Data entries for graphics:

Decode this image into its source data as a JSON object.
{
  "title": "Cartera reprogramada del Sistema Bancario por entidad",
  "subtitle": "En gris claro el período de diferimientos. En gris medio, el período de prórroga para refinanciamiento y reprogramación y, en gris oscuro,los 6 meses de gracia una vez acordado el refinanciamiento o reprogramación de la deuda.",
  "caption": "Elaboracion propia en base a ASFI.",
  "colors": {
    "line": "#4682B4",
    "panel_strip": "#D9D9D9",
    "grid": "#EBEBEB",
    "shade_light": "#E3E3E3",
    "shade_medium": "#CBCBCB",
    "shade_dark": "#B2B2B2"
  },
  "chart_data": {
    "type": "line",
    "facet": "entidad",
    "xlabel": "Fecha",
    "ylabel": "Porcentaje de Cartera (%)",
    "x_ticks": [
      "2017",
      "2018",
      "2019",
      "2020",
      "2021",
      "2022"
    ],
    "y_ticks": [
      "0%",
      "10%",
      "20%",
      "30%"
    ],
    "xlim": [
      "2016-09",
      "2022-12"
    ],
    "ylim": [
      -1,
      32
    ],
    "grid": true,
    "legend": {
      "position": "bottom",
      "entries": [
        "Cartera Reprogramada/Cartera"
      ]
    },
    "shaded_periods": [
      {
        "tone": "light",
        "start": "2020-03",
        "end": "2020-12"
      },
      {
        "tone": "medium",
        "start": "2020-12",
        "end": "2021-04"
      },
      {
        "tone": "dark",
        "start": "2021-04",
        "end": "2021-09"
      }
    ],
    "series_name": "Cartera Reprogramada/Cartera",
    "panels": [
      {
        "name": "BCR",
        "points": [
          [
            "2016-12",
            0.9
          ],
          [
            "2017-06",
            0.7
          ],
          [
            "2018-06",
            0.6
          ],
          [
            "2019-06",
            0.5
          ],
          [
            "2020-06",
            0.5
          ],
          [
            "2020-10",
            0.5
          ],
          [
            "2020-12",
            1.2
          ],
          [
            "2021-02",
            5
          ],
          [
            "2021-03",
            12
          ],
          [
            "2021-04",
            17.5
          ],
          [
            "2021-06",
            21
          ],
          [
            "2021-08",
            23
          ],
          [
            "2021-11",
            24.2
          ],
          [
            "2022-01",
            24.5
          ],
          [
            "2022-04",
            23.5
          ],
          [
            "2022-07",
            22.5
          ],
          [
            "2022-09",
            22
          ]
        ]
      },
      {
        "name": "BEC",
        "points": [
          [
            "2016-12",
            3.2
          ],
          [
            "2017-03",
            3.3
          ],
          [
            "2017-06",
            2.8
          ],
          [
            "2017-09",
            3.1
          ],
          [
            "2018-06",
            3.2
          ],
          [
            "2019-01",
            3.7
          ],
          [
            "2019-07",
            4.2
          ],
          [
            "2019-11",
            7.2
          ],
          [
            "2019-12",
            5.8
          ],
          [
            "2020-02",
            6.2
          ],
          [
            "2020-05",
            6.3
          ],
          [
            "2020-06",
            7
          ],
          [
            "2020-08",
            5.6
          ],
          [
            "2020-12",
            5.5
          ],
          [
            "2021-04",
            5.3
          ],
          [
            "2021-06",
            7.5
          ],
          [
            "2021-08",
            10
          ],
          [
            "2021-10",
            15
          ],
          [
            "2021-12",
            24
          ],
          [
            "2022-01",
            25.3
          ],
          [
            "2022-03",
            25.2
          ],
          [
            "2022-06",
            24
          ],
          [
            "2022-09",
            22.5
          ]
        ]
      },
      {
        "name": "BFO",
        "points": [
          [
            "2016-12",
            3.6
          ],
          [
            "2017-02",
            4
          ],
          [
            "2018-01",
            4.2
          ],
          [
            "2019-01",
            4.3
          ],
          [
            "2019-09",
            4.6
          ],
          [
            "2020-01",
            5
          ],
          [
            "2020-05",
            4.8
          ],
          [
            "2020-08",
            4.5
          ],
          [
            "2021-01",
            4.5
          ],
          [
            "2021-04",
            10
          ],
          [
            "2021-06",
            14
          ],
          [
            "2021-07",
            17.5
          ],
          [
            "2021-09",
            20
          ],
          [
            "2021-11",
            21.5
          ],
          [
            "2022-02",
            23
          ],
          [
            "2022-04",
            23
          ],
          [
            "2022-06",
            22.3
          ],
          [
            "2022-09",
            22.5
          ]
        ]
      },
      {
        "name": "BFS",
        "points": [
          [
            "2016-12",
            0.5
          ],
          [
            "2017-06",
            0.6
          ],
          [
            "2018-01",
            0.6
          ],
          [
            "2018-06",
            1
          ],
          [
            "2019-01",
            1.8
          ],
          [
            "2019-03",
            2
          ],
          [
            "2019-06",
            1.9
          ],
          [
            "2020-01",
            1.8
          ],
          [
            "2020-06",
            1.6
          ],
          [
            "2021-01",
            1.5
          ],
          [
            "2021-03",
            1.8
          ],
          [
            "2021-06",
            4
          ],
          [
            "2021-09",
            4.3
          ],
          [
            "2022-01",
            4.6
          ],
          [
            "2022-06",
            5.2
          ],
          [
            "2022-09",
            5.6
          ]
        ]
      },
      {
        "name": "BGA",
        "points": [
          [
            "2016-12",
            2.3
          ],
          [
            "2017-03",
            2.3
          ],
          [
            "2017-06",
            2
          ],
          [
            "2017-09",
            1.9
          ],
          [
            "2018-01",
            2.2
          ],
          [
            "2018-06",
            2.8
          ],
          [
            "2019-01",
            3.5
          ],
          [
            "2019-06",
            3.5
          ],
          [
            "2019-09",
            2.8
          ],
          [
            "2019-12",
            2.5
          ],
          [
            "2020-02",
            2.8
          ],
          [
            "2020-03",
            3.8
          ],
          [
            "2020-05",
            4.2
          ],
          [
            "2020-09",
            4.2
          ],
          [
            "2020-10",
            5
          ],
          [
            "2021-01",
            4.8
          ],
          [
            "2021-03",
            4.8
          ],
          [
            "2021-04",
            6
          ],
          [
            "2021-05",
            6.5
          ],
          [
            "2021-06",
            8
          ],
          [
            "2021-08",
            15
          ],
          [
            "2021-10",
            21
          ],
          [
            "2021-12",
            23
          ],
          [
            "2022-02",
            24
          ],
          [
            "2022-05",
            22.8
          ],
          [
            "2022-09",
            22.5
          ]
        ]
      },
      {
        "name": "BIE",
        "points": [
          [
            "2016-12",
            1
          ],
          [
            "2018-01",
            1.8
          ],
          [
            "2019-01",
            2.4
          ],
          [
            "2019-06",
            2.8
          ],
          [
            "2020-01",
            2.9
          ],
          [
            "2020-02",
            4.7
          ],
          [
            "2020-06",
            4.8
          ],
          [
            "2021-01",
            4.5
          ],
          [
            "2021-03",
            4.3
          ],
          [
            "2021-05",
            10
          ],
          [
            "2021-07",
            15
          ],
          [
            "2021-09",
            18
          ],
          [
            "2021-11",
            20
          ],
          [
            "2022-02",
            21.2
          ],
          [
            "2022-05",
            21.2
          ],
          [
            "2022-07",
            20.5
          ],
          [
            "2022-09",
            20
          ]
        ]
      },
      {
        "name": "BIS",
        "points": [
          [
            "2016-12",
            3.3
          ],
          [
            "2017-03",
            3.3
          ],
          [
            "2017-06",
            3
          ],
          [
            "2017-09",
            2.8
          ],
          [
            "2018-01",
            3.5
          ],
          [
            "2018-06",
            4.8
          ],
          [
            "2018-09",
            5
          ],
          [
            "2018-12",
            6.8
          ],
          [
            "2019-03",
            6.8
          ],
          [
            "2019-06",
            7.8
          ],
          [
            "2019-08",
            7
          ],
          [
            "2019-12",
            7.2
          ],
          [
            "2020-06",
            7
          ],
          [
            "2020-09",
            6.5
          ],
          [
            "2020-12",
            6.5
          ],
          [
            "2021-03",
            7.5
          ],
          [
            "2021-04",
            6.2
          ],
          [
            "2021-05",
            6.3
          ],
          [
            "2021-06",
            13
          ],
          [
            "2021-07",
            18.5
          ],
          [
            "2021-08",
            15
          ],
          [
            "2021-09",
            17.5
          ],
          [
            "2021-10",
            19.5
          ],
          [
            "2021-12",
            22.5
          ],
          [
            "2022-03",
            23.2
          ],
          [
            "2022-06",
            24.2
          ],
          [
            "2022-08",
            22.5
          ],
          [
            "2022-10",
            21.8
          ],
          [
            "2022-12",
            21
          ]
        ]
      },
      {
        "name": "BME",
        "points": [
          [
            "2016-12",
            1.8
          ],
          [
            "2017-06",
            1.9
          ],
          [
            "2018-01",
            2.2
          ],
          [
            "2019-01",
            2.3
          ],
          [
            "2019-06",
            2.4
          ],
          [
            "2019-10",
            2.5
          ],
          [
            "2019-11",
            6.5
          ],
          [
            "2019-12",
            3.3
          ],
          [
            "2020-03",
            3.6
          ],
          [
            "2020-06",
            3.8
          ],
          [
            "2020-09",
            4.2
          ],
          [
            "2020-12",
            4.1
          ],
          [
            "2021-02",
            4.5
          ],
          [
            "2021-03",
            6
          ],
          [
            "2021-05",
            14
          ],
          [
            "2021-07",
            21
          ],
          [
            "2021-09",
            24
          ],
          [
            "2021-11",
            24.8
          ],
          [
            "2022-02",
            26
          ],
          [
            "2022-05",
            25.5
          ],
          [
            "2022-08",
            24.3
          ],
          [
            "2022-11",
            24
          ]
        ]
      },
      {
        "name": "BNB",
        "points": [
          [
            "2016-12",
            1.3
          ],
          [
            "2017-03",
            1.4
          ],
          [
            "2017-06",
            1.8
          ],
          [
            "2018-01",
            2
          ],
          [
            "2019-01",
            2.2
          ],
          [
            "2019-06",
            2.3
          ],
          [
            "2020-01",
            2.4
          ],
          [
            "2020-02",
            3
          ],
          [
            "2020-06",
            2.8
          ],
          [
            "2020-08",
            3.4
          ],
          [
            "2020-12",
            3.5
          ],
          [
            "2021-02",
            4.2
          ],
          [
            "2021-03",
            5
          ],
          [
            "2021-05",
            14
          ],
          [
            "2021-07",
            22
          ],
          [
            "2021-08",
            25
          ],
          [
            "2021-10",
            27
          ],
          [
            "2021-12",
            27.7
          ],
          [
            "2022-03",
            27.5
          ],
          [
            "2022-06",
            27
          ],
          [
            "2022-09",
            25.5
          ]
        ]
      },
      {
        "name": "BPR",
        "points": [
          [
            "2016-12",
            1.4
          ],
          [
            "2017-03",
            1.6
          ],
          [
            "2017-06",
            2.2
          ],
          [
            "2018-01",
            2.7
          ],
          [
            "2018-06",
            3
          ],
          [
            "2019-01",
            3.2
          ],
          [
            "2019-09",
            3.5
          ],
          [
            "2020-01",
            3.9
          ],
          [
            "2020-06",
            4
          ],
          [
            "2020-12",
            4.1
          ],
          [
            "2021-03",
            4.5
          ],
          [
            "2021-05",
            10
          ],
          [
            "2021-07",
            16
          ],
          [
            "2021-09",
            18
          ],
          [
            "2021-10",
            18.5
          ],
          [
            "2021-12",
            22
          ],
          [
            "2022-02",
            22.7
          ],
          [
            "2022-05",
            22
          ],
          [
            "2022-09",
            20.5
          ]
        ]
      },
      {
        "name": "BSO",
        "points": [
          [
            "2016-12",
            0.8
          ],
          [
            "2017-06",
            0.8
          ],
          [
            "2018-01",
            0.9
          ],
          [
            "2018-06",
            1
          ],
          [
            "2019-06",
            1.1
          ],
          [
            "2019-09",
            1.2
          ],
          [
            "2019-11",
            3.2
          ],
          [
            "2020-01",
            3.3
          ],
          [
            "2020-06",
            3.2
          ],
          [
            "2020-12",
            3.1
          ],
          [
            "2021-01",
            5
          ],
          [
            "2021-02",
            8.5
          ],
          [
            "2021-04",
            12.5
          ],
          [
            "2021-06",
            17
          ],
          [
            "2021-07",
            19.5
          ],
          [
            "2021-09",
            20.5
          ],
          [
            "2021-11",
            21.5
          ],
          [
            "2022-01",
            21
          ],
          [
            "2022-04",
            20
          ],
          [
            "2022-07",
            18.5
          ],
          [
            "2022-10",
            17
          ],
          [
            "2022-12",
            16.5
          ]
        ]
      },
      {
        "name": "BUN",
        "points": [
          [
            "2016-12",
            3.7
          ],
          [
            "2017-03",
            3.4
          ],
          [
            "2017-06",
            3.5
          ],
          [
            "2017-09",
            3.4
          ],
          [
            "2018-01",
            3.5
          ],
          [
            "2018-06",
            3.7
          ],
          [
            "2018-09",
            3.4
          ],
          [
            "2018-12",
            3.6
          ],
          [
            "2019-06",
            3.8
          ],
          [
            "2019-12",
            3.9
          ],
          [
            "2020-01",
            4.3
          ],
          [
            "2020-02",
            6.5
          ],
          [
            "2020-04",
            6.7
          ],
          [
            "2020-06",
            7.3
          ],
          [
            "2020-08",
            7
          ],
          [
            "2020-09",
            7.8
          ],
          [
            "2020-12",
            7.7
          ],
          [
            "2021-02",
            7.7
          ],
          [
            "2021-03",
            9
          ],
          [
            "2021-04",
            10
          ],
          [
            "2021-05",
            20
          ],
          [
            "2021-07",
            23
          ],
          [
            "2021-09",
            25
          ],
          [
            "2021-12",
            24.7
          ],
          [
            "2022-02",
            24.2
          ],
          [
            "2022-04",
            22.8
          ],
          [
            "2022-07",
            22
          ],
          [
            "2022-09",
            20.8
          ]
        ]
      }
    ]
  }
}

■ **Goal of the exercise**
Give only the count of lines in the data that include the string "Cartera".

■ **Reply to the exercise**
4